▶ [YOUR OBJECTIVE]
Return exactly the lines from the one containing "Transcribe this image's" through the last line of the records below, both included, and leave out any pictures.

▶ [MATERIAL FOR THE TASK]
□ □ □ □
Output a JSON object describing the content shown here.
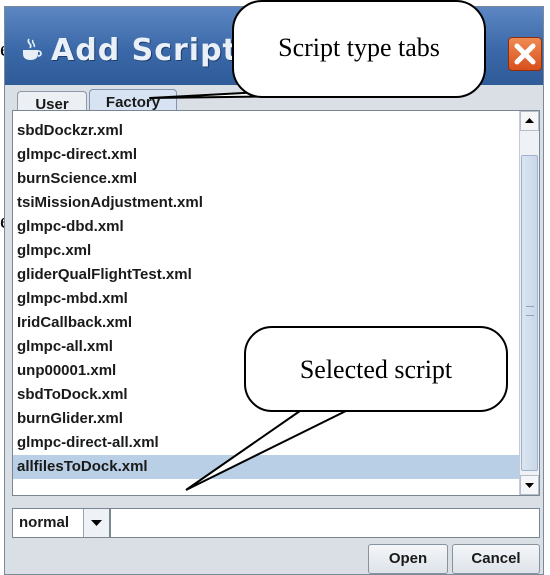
{
  "background": {
    "fragment_top": "e",
    "fragment_mid": "er"
  },
  "window": {
    "title": "Add Script"
  },
  "tabs": [
    {
      "label": "User",
      "active": false
    },
    {
      "label": "Factory",
      "active": true
    }
  ],
  "script_list": {
    "items": [
      "sbdDockzr.xml",
      "glmpc-direct.xml",
      "burnScience.xml",
      "tsiMissionAdjustment.xml",
      "glmpc-dbd.xml",
      "glmpc.xml",
      "gliderQualFlightTest.xml",
      "glmpc-mbd.xml",
      "IridCallback.xml",
      "glmpc-all.xml",
      "unp00001.xml",
      "sbdToDock.xml",
      "burnGlider.xml",
      "glmpc-direct-all.xml",
      "allfilesToDock.xml"
    ],
    "selected": "allfilesToDock.xml"
  },
  "mode_select": {
    "value": "normal"
  },
  "filename_field": {
    "value": ""
  },
  "buttons": {
    "open": "Open",
    "cancel": "Cancel"
  },
  "annotations": {
    "tabs_callout": "Script type tabs",
    "selected_callout": "Selected script"
  },
  "colors": {
    "titlebar": "#3b68a8",
    "selection": "#b8cfe5",
    "close_button": "#e0622b"
  }
}
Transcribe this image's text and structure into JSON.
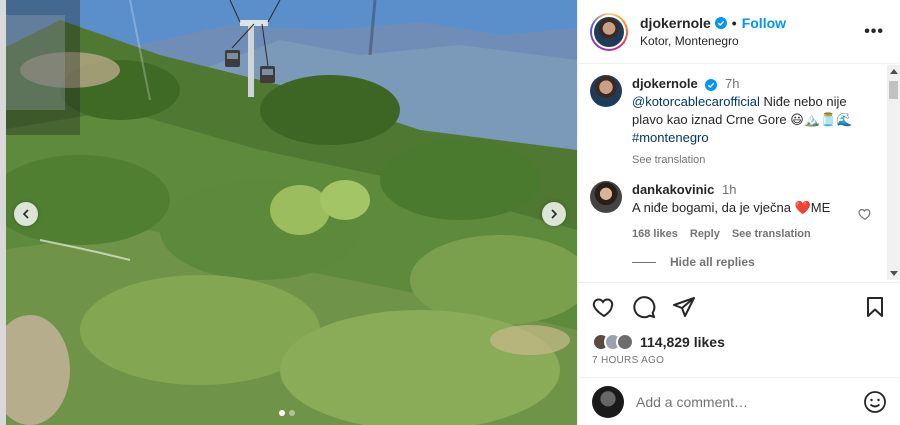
{
  "post": {
    "username": "djokernole",
    "location": "Kotor, Montenegro",
    "follow_label": "Follow",
    "separator": "•",
    "more_label": "•••"
  },
  "media": {
    "carousel_count": 2,
    "active_index": 1
  },
  "comments": [
    {
      "username": "djokernole",
      "time": "7h",
      "mention": "@kotorcablecarofficial",
      "text": "Niđe nebo nije plavo kao iznad Crne Gore 😃🏔️🫙🌊",
      "hashtag": "#montenegro",
      "see_translation": "See translation"
    },
    {
      "username": "dankakovinic",
      "time": "1h",
      "text": "A niđe bogami, da je vječna ❤️ME",
      "likes": "168 likes",
      "reply": "Reply",
      "see_translation": "See translation",
      "hide_replies": "Hide all replies"
    }
  ],
  "footer": {
    "likes": "114,829 likes",
    "date": "7 HOURS AGO",
    "add_comment_placeholder": "Add a comment…"
  },
  "colors": {
    "accent": "#0095f6",
    "link": "#00376b",
    "muted": "#737373",
    "heart": "#ed4956"
  }
}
□ □ □ □
▶ [THE COMPLETED TASK]
Transcribe this image's text and structure into JSON.
{
  "post": {
    "username": "djokernole",
    "location": "Kotor, Montenegro",
    "follow_label": "Follow",
    "separator": "•",
    "more_label": "•••"
  },
  "media": {
    "carousel_count": 2,
    "active_index": 1
  },
  "comments": [
    {
      "username": "djokernole",
      "time": "7h",
      "mention": "@kotorcablecarofficial",
      "text": "Niđe nebo nije plavo kao iznad Crne Gore 😃🏔️🫙🌊",
      "hashtag": "#montenegro",
      "see_translation": "See translation"
    },
    {
      "username": "dankakovinic",
      "time": "1h",
      "text": "A niđe bogami, da je vječna ❤️ME",
      "likes": "168 likes",
      "reply": "Reply",
      "see_translation": "See translation",
      "hide_replies": "Hide all replies"
    }
  ],
  "footer": {
    "likes": "114,829 likes",
    "date": "7 HOURS AGO",
    "add_comment_placeholder": "Add a comment…"
  },
  "colors": {
    "accent": "#0095f6",
    "link": "#00376b",
    "muted": "#737373",
    "heart": "#ed4956"
  }
}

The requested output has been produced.